— Begin —

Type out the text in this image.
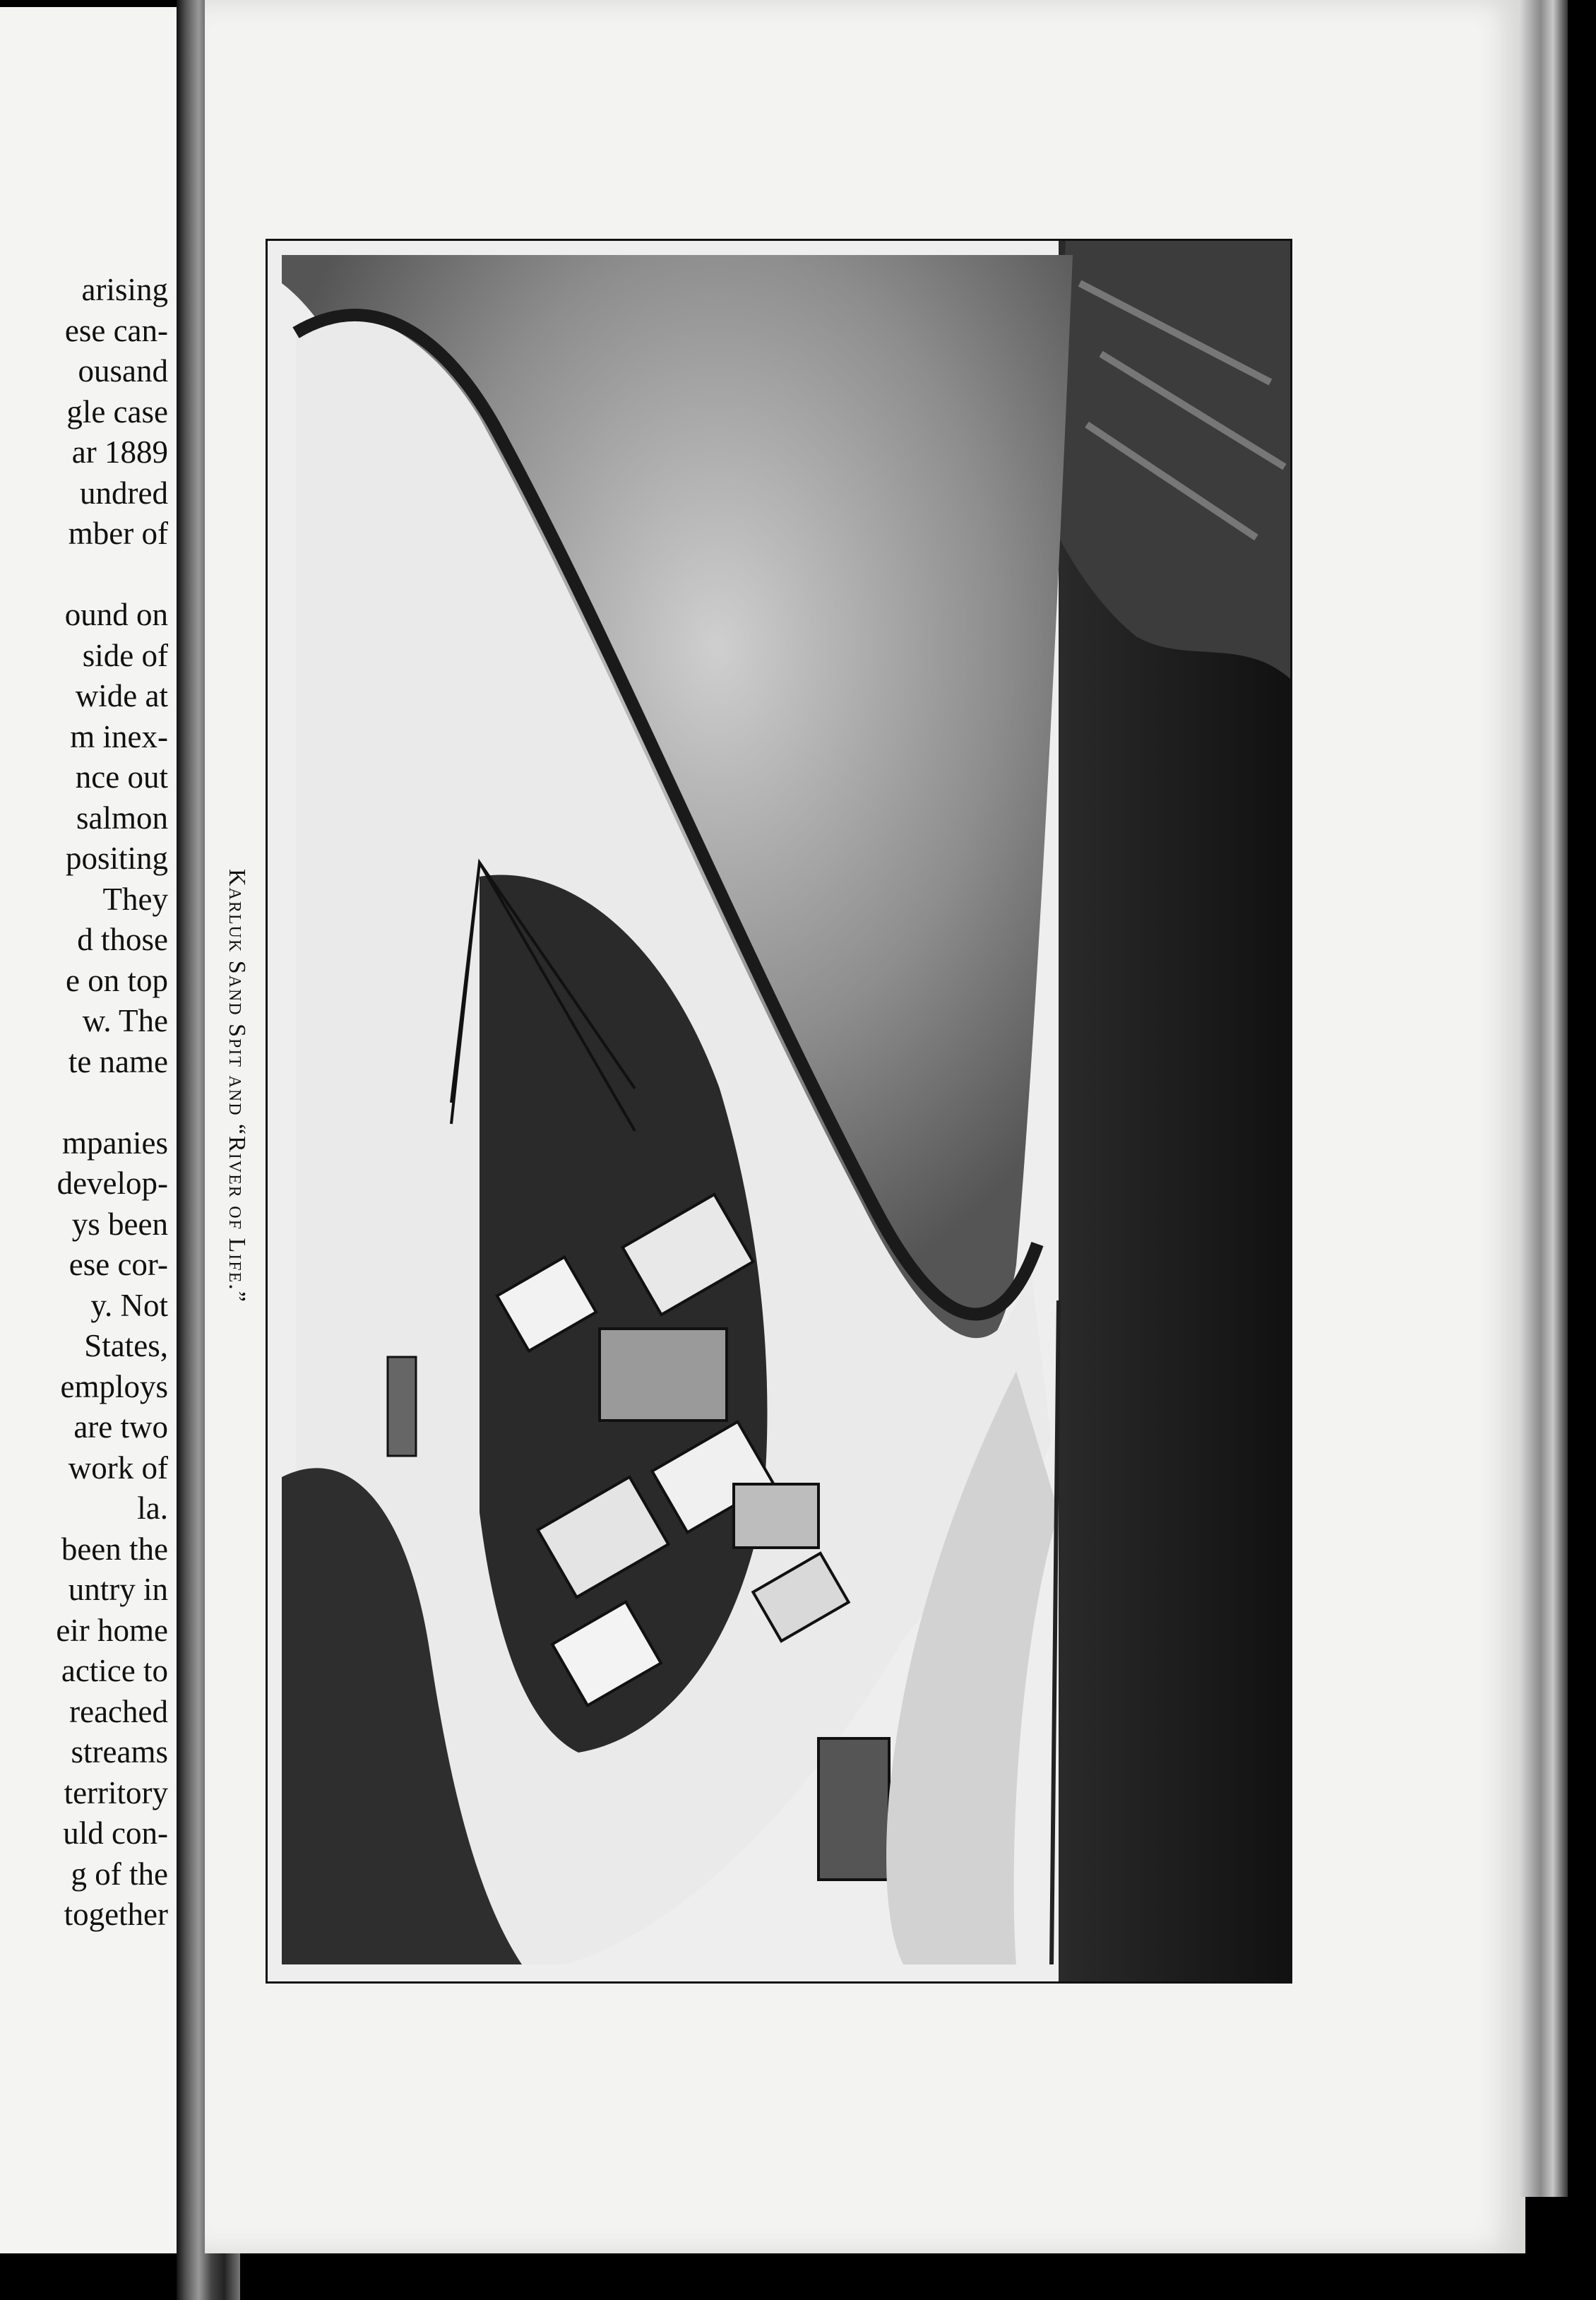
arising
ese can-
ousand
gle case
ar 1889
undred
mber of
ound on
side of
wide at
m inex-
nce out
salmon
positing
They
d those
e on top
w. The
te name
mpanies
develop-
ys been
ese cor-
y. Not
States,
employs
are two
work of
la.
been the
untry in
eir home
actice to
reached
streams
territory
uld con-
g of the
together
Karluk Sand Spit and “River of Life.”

— End —

> DIRECTIVE: Omitting all images, retype each line of the records precisely.

> TASK SOLUTION:
Type out the text in this image.
arising
ese can-
ousand
gle case
ar 1889
undred
mber of
ound on
side of
wide at
m inex-
nce out
salmon
positing
They
d those
e on top
w. The
te name
mpanies
develop-
ys been
ese cor-
y. Not
States,
employs
are two
work of
la.
been the
untry in
eir home
actice to
reached
streams
territory
uld con-
g of the
together
Karluk Sand Spit and “River of Life.”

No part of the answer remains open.